--- Problem details ---
Using the data below, show every line where the word "color" occurs.

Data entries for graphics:
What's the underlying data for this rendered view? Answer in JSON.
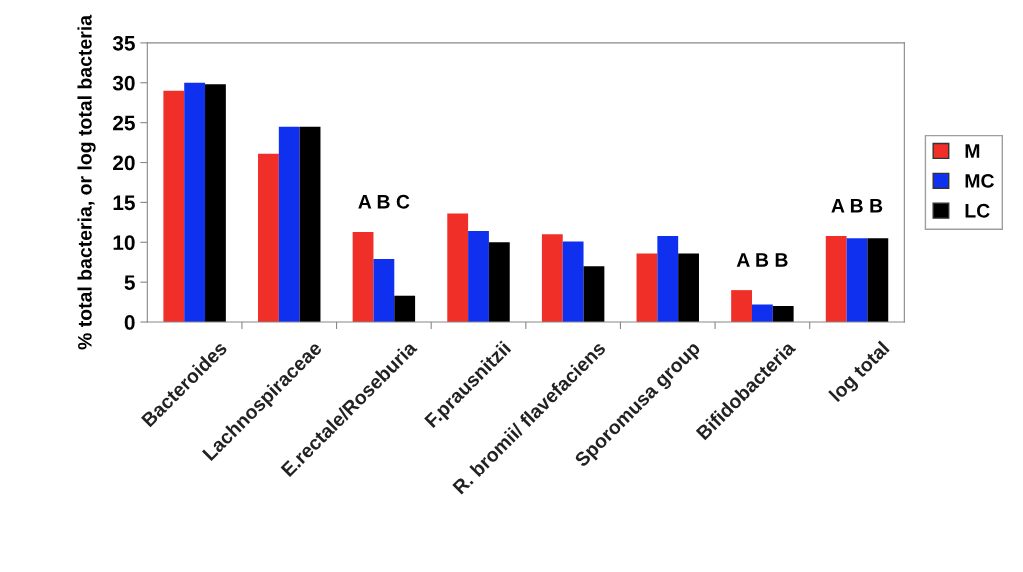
{
  "chart_data": {
    "type": "bar",
    "ylabel": "% total bacteria, or log total bacteria",
    "categories": [
      "Bacteroides",
      "Lachnospiraceae",
      "E.rectale/Roseburia",
      "F.prausnitzii",
      "R. bromii/ flavefaciens",
      "Sporomusa group",
      "Bifidobacteria",
      "log total"
    ],
    "series": [
      {
        "name": "M",
        "color": "#f03028",
        "values": [
          29.0,
          21.1,
          11.3,
          13.6,
          11.0,
          8.6,
          4.0,
          10.8
        ]
      },
      {
        "name": "MC",
        "color": "#1030f0",
        "values": [
          30.0,
          24.5,
          7.9,
          11.4,
          10.1,
          10.8,
          2.2,
          10.5
        ]
      },
      {
        "name": "LC",
        "color": "#000000",
        "values": [
          29.8,
          24.5,
          3.3,
          10.0,
          7.0,
          8.6,
          2.0,
          10.5
        ]
      }
    ],
    "annotations": [
      "A B C",
      "A B B",
      "A B B"
    ],
    "ylim": [
      0,
      35
    ],
    "yticks": [
      0,
      5,
      10,
      15,
      20,
      25,
      30,
      35
    ],
    "grid": false,
    "legend": "right"
  }
}
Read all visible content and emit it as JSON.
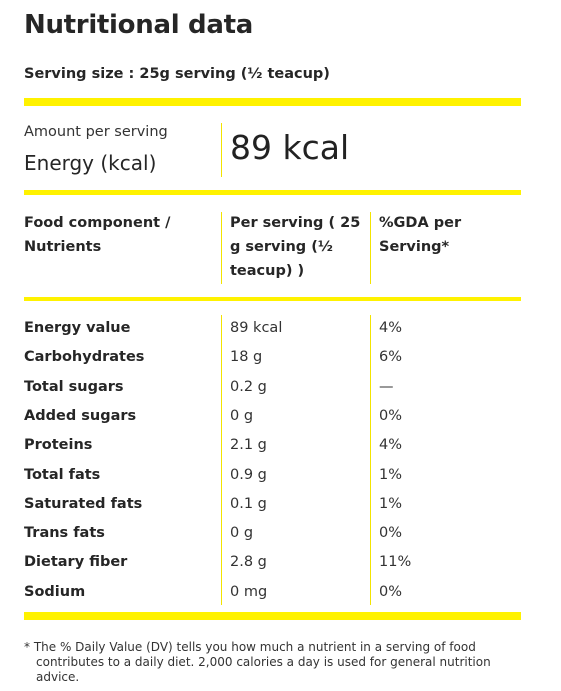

--- Solution for this task ---
        "color": "#f03028",
        "color": "#1030f0",
        "color": "#000000",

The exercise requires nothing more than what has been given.